— Begin —

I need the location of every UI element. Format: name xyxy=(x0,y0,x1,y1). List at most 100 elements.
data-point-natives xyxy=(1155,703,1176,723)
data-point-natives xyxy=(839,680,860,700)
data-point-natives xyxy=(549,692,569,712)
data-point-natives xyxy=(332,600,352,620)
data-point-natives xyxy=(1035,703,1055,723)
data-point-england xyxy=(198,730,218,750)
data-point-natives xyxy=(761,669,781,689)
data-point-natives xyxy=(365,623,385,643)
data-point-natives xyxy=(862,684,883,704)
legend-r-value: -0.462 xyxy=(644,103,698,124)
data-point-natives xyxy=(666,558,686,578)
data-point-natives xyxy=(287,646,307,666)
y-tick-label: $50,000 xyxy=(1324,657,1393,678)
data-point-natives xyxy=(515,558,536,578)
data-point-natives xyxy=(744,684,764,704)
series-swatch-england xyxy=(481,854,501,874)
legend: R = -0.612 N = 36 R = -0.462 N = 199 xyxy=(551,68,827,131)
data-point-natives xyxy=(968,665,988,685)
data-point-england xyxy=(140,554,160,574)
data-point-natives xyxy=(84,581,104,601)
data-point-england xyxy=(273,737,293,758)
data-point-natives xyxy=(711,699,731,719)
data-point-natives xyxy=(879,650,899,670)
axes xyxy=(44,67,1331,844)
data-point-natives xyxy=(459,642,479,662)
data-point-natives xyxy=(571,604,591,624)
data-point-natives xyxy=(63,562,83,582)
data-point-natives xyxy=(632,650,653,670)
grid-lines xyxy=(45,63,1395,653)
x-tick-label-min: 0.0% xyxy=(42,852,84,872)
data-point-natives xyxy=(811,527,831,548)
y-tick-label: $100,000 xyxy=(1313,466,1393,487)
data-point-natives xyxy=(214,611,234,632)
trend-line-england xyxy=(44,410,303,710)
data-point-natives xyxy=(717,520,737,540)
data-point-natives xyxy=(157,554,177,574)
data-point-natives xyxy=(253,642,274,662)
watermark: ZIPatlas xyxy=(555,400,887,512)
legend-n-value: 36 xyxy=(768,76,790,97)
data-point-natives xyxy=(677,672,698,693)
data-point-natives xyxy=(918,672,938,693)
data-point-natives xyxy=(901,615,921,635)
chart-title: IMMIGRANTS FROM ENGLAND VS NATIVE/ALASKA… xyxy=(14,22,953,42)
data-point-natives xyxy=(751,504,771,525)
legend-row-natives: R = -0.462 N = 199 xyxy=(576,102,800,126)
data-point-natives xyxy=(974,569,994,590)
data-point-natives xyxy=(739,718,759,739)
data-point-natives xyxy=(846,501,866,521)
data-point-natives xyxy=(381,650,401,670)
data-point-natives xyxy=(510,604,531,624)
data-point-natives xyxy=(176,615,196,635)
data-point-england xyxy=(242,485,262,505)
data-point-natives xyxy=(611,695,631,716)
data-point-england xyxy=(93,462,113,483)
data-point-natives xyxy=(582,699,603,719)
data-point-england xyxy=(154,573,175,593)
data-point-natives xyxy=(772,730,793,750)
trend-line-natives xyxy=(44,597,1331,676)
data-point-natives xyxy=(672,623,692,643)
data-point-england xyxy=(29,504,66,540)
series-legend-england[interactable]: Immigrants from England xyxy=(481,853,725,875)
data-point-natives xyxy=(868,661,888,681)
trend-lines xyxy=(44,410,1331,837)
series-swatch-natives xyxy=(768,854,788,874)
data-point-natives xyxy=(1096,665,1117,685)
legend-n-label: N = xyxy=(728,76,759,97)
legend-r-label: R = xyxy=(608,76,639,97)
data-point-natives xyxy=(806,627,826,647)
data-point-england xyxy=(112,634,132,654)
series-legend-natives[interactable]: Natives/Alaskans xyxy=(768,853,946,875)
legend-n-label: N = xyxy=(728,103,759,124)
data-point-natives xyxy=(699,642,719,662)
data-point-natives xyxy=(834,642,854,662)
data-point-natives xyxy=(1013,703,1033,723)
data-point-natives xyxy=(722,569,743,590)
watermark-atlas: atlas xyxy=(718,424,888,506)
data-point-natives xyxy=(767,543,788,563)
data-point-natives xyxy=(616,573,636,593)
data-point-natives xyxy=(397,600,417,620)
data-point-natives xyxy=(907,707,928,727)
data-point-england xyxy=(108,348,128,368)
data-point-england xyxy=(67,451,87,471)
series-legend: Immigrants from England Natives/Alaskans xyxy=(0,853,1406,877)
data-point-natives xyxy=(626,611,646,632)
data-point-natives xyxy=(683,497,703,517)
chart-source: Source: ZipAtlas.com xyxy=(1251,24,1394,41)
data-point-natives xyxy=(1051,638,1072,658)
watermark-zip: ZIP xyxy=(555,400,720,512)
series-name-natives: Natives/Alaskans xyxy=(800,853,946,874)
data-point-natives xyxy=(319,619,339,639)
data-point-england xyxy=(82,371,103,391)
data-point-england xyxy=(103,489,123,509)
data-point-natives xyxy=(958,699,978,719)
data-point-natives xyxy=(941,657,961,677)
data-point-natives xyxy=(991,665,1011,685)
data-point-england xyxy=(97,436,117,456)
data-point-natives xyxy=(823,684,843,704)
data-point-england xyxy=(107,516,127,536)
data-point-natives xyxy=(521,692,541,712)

— End —

• [WHAT TO DO]:
Reproduce the entry above line for line, without changing anything.

• [COMPLETE OUTPUT]:
I need the location of every UI element. Format: name xyxy=(x0,y0,x1,y1). List at most 100 elements.
data-point-natives xyxy=(1155,703,1176,723)
data-point-natives xyxy=(839,680,860,700)
data-point-natives xyxy=(549,692,569,712)
data-point-natives xyxy=(332,600,352,620)
data-point-natives xyxy=(1035,703,1055,723)
data-point-england xyxy=(198,730,218,750)
data-point-natives xyxy=(761,669,781,689)
data-point-natives xyxy=(365,623,385,643)
data-point-natives xyxy=(862,684,883,704)
legend-r-value: -0.462 xyxy=(644,103,698,124)
data-point-natives xyxy=(666,558,686,578)
data-point-natives xyxy=(287,646,307,666)
y-tick-label: $50,000 xyxy=(1324,657,1393,678)
data-point-natives xyxy=(515,558,536,578)
data-point-natives xyxy=(744,684,764,704)
series-swatch-england xyxy=(481,854,501,874)
legend: R = -0.612 N = 36 R = -0.462 N = 199 xyxy=(551,68,827,131)
data-point-natives xyxy=(968,665,988,685)
data-point-england xyxy=(140,554,160,574)
data-point-natives xyxy=(84,581,104,601)
data-point-england xyxy=(273,737,293,758)
data-point-natives xyxy=(711,699,731,719)
data-point-natives xyxy=(879,650,899,670)
axes xyxy=(44,67,1331,844)
data-point-natives xyxy=(459,642,479,662)
data-point-natives xyxy=(571,604,591,624)
data-point-natives xyxy=(63,562,83,582)
data-point-natives xyxy=(632,650,653,670)
grid-lines xyxy=(45,63,1395,653)
x-tick-label-min: 0.0% xyxy=(42,852,84,872)
data-point-natives xyxy=(811,527,831,548)
y-tick-label: $100,000 xyxy=(1313,466,1393,487)
data-point-natives xyxy=(214,611,234,632)
trend-line-england xyxy=(44,410,303,710)
data-point-natives xyxy=(717,520,737,540)
data-point-natives xyxy=(157,554,177,574)
data-point-natives xyxy=(253,642,274,662)
watermark: ZIPatlas xyxy=(555,400,887,512)
legend-n-value: 36 xyxy=(768,76,790,97)
data-point-natives xyxy=(677,672,698,693)
data-point-natives xyxy=(918,672,938,693)
data-point-natives xyxy=(901,615,921,635)
chart-title: IMMIGRANTS FROM ENGLAND VS NATIVE/ALASKA… xyxy=(14,22,953,42)
data-point-natives xyxy=(751,504,771,525)
legend-row-natives: R = -0.462 N = 199 xyxy=(576,102,800,126)
data-point-natives xyxy=(974,569,994,590)
data-point-natives xyxy=(739,718,759,739)
data-point-natives xyxy=(846,501,866,521)
data-point-natives xyxy=(381,650,401,670)
data-point-natives xyxy=(510,604,531,624)
data-point-natives xyxy=(176,615,196,635)
data-point-england xyxy=(242,485,262,505)
data-point-natives xyxy=(611,695,631,716)
data-point-england xyxy=(93,462,113,483)
data-point-natives xyxy=(582,699,603,719)
data-point-england xyxy=(154,573,175,593)
data-point-natives xyxy=(772,730,793,750)
trend-line-natives xyxy=(44,597,1331,676)
data-point-natives xyxy=(672,623,692,643)
data-point-england xyxy=(29,504,66,540)
series-legend-england[interactable]: Immigrants from England xyxy=(481,853,725,875)
data-point-natives xyxy=(868,661,888,681)
trend-lines xyxy=(44,410,1331,837)
series-swatch-natives xyxy=(768,854,788,874)
data-point-natives xyxy=(1096,665,1117,685)
legend-n-label: N = xyxy=(728,76,759,97)
legend-r-label: R = xyxy=(608,76,639,97)
data-point-natives xyxy=(806,627,826,647)
data-point-england xyxy=(112,634,132,654)
series-legend-natives[interactable]: Natives/Alaskans xyxy=(768,853,946,875)
legend-n-label: N = xyxy=(728,103,759,124)
data-point-natives xyxy=(699,642,719,662)
data-point-natives xyxy=(834,642,854,662)
data-point-natives xyxy=(1013,703,1033,723)
data-point-natives xyxy=(722,569,743,590)
watermark-atlas: atlas xyxy=(718,424,888,506)
data-point-natives xyxy=(767,543,788,563)
data-point-natives xyxy=(616,573,636,593)
data-point-natives xyxy=(397,600,417,620)
data-point-natives xyxy=(907,707,928,727)
data-point-england xyxy=(108,348,128,368)
data-point-england xyxy=(67,451,87,471)
series-legend: Immigrants from England Natives/Alaskans xyxy=(0,853,1406,877)
data-point-natives xyxy=(626,611,646,632)
data-point-natives xyxy=(683,497,703,517)
chart-source: Source: ZipAtlas.com xyxy=(1251,24,1394,41)
data-point-natives xyxy=(1051,638,1072,658)
watermark-zip: ZIP xyxy=(555,400,720,512)
series-name-natives: Natives/Alaskans xyxy=(800,853,946,874)
data-point-natives xyxy=(319,619,339,639)
data-point-england xyxy=(82,371,103,391)
data-point-england xyxy=(103,489,123,509)
data-point-natives xyxy=(958,699,978,719)
data-point-natives xyxy=(941,657,961,677)
data-point-natives xyxy=(991,665,1011,685)
data-point-england xyxy=(97,436,117,456)
data-point-natives xyxy=(823,684,843,704)
data-point-england xyxy=(107,516,127,536)
data-point-natives xyxy=(521,692,541,712)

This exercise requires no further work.